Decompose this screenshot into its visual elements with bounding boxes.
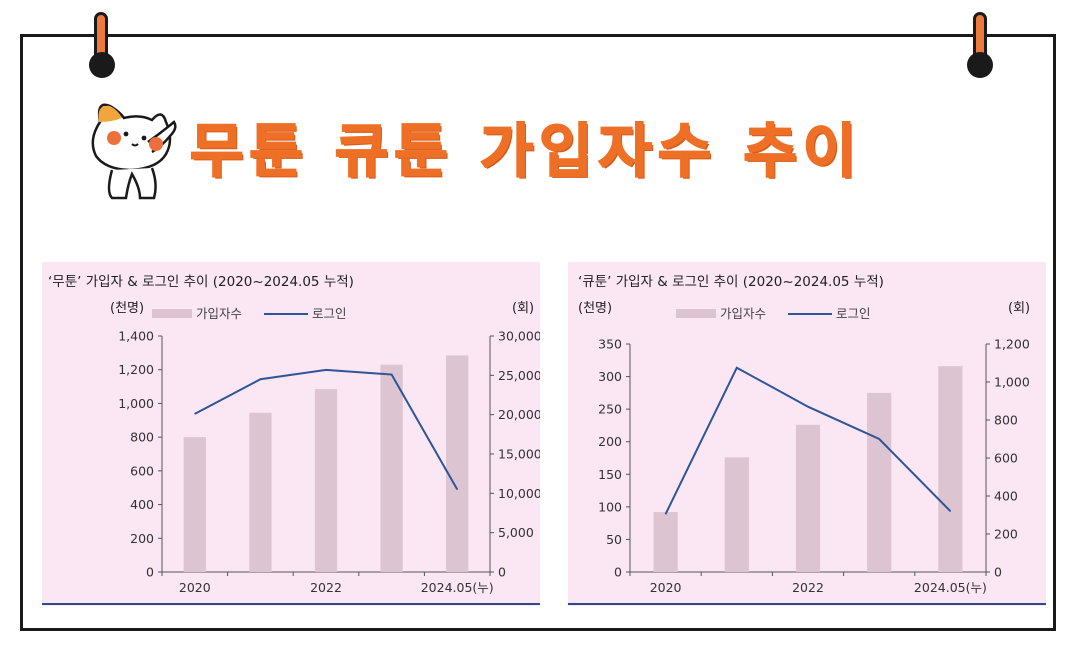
chart-title-cutoon: ‘큐툰’ 가입자 & 로그인 추이 (2020~2024.05 누적) xyxy=(578,274,884,290)
y-right-tick-label: 400 xyxy=(994,489,1018,504)
bar-2 xyxy=(249,412,272,572)
bar-3 xyxy=(314,389,338,572)
login-point-5 xyxy=(949,510,951,512)
login-point-4 xyxy=(391,374,393,376)
login-point-2 xyxy=(736,367,738,369)
x-tick-label: 2024.05(누) xyxy=(914,580,987,595)
y-left-tick-label: 600 xyxy=(130,463,154,478)
chart-mutoon: (천명) (회) 가입자수 로그인 0 200 400 600 800 1,000 1,200 1,4… xyxy=(42,301,540,605)
y-right-tick-label: 0 xyxy=(498,565,506,580)
legend-bar-swatch xyxy=(152,309,192,318)
y-right-tick-label: 1,200 xyxy=(994,337,1030,352)
bar-2 xyxy=(724,457,749,572)
legend-bar-swatch xyxy=(676,309,716,318)
y-left-unit-label: (천명) xyxy=(578,301,612,316)
login-point-5 xyxy=(456,488,458,490)
y-left-tick-label: 0 xyxy=(146,565,154,580)
y-right-tick-label: 0 xyxy=(994,565,1002,580)
login-point-1 xyxy=(194,413,196,415)
bar-1 xyxy=(653,512,678,572)
login-point-2 xyxy=(259,378,261,380)
y-right-tick-label: 5,000 xyxy=(498,525,534,540)
bar-4 xyxy=(867,392,892,572)
pin-hole-right-icon xyxy=(967,52,993,78)
y-right-tick-label: 15,000 xyxy=(498,447,540,462)
y-right-tick-label: 30,000 xyxy=(498,329,540,344)
y-left-tick-label: 1,400 xyxy=(118,329,154,344)
y-left-unit-label: (천명) xyxy=(110,301,144,316)
x-tick-label: 2020 xyxy=(179,580,211,595)
x-tick-label: 2020 xyxy=(650,580,682,595)
y-left-tick-label: 1,000 xyxy=(118,396,154,411)
y-left-tick-label: 350 xyxy=(598,337,622,352)
y-left-tick-label: 0 xyxy=(614,565,622,580)
y-right-tick-label: 10,000 xyxy=(498,486,540,501)
pin-hole-left-icon xyxy=(89,52,115,78)
y-left-tick-label: 1,200 xyxy=(118,362,154,377)
x-tick-label: 2022 xyxy=(792,580,824,595)
y-left-tick-label: 800 xyxy=(130,430,154,445)
y-left-tick-label: 300 xyxy=(598,369,622,384)
cat-mascot-icon xyxy=(91,103,177,200)
x-tick-label: 2022 xyxy=(310,580,342,595)
legend-label-line: 로그인 xyxy=(312,306,347,321)
login-point-3 xyxy=(807,406,809,408)
y-left-tick-label: 150 xyxy=(598,467,622,482)
bar-3 xyxy=(795,424,821,572)
y-left-tick-label: 200 xyxy=(130,531,154,546)
legend-label-bar: 가입자수 xyxy=(196,306,242,321)
legend-label-line: 로그인 xyxy=(836,306,871,321)
y-left-tick-label: 200 xyxy=(598,434,622,449)
y-right-unit-label: (회) xyxy=(1008,301,1030,316)
y-left-tick-label: 50 xyxy=(606,532,622,547)
y-left-tick-label: 250 xyxy=(598,402,622,417)
chart-cutoon: (천명) (회) 가입자수 로그인 0 50 100 150 200 250 300 350 0 200 4… xyxy=(568,301,1046,605)
x-tick-label: 2024.05(누) xyxy=(421,580,494,595)
page-title: 무툰 큐툰 가입자수 추이 xyxy=(189,116,863,186)
bar-5 xyxy=(938,366,963,572)
login-point-4 xyxy=(878,438,880,440)
y-left-tick-label: 400 xyxy=(130,497,154,512)
y-right-tick-label: 200 xyxy=(994,527,1018,542)
bar-1 xyxy=(183,437,206,572)
chart-title-mutoon: ‘무툰’ 가입자 & 로그인 추이 (2020~2024.05 누적) xyxy=(48,274,354,290)
bar-5 xyxy=(446,355,469,572)
y-right-tick-label: 20,000 xyxy=(498,407,540,422)
y-right-tick-label: 25,000 xyxy=(498,368,540,383)
y-right-tick-label: 1,000 xyxy=(994,375,1030,390)
legend-label-bar: 가입자수 xyxy=(720,306,766,321)
y-right-unit-label: (회) xyxy=(512,301,534,316)
y-left-tick-label: 100 xyxy=(598,499,622,514)
y-right-tick-label: 600 xyxy=(994,451,1018,466)
y-right-tick-label: 800 xyxy=(994,413,1018,428)
login-point-3 xyxy=(325,369,327,371)
login-point-1 xyxy=(665,513,667,515)
bar-4 xyxy=(380,364,403,572)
**********
* REQUIREMENT: Arrange all of the lines above as a numbered list, omitting blank lines and leaving out the picture.

* SOLUTION TO THE EXERCISE:
1. Decompose this screenshot into its visual elements with bounding boxes.
2. chart-title-cutoon: ‘큐툰’ 가입자 & 로그인 추이 (2020~2024.05 누적) xyxy=(578,274,884,290)
3. y-right-tick-label: 400 xyxy=(994,489,1018,504)
4. bar-2 xyxy=(249,412,272,572)
5. bar-3 xyxy=(314,389,338,572)
6. login-point-5 xyxy=(949,510,951,512)
7. login-point-4 xyxy=(391,374,393,376)
8. login-point-2 xyxy=(736,367,738,369)
9. x-tick-label: 2024.05(누) xyxy=(914,580,987,595)
10. y-left-tick-label: 600 xyxy=(130,463,154,478)
11. chart-mutoon: (천명) (회) 가입자수 로그인 0 200 400 600 800 1,000 1,200 1,4… xyxy=(42,301,540,605)
12. y-right-tick-label: 0 xyxy=(498,565,506,580)
13. legend-bar-swatch xyxy=(152,309,192,318)
14. y-right-tick-label: 1,200 xyxy=(994,337,1030,352)
15. bar-2 xyxy=(724,457,749,572)
16. legend-bar-swatch xyxy=(676,309,716,318)
17. y-left-unit-label: (천명) xyxy=(578,301,612,316)
18. login-point-5 xyxy=(456,488,458,490)
19. y-left-tick-label: 0 xyxy=(146,565,154,580)
20. y-right-tick-label: 0 xyxy=(994,565,1002,580)
21. login-point-1 xyxy=(194,413,196,415)
22. bar-1 xyxy=(653,512,678,572)
23. login-point-2 xyxy=(259,378,261,380)
24. y-right-tick-label: 5,000 xyxy=(498,525,534,540)
25. bar-4 xyxy=(867,392,892,572)
26. pin-hole-right-icon xyxy=(967,52,993,78)
27. y-right-tick-label: 15,000 xyxy=(498,447,540,462)
28. y-right-tick-label: 30,000 xyxy=(498,329,540,344)
29. y-left-tick-label: 1,400 xyxy=(118,329,154,344)
30. y-left-unit-label: (천명) xyxy=(110,301,144,316)
31. x-tick-label: 2020 xyxy=(179,580,211,595)
32. x-tick-label: 2020 xyxy=(650,580,682,595)
33. y-left-tick-label: 1,000 xyxy=(118,396,154,411)
34. y-left-tick-label: 350 xyxy=(598,337,622,352)
35. y-left-tick-label: 0 xyxy=(614,565,622,580)
36. y-right-tick-label: 10,000 xyxy=(498,486,540,501)
37. pin-hole-left-icon xyxy=(89,52,115,78)
38. y-left-tick-label: 1,200 xyxy=(118,362,154,377)
39. x-tick-label: 2022 xyxy=(792,580,824,595)
40. y-left-tick-label: 800 xyxy=(130,430,154,445)
41. y-left-tick-label: 300 xyxy=(598,369,622,384)
42. cat-mascot-icon xyxy=(91,103,177,200)
43. x-tick-label: 2022 xyxy=(310,580,342,595)
44. legend-label-line: 로그인 xyxy=(312,306,347,321)
45. login-point-3 xyxy=(807,406,809,408)
46. y-left-tick-label: 150 xyxy=(598,467,622,482)
47. bar-3 xyxy=(795,424,821,572)
48. y-left-tick-label: 200 xyxy=(130,531,154,546)
49. legend-label-bar: 가입자수 xyxy=(196,306,242,321)
50. legend-label-line: 로그인 xyxy=(836,306,871,321)
51. y-left-tick-label: 200 xyxy=(598,434,622,449)
52. y-right-unit-label: (회) xyxy=(1008,301,1030,316)
53. y-left-tick-label: 50 xyxy=(606,532,622,547)
54. y-left-tick-label: 250 xyxy=(598,402,622,417)
55. chart-cutoon: (천명) (회) 가입자수 로그인 0 50 100 150 200 250 300 350 0 200 4… xyxy=(568,301,1046,605)
56. x-tick-label: 2024.05(누) xyxy=(421,580,494,595)
57. page-title: 무툰 큐툰 가입자수 추이 xyxy=(189,116,863,186)
58. bar-5 xyxy=(938,366,963,572)
59. login-point-4 xyxy=(878,438,880,440)
60. y-left-tick-label: 400 xyxy=(130,497,154,512)
61. y-right-tick-label: 200 xyxy=(994,527,1018,542)
62. bar-1 xyxy=(183,437,206,572)
63. chart-title-mutoon: ‘무툰’ 가입자 & 로그인 추이 (2020~2024.05 누적) xyxy=(48,274,354,290)
64. bar-5 xyxy=(446,355,469,572)
65. y-right-tick-label: 20,000 xyxy=(498,407,540,422)
66. y-right-tick-label: 25,000 xyxy=(498,368,540,383)
67. y-right-tick-label: 1,000 xyxy=(994,375,1030,390)
68. legend-label-bar: 가입자수 xyxy=(720,306,766,321)
69. y-right-unit-label: (회) xyxy=(512,301,534,316)
70. y-left-tick-label: 100 xyxy=(598,499,622,514)
71. y-right-tick-label: 600 xyxy=(994,451,1018,466)
72. y-right-tick-label: 800 xyxy=(994,413,1018,428)
73. login-point-3 xyxy=(325,369,327,371)
74. login-point-1 xyxy=(665,513,667,515)
75. bar-4 xyxy=(380,364,403,572)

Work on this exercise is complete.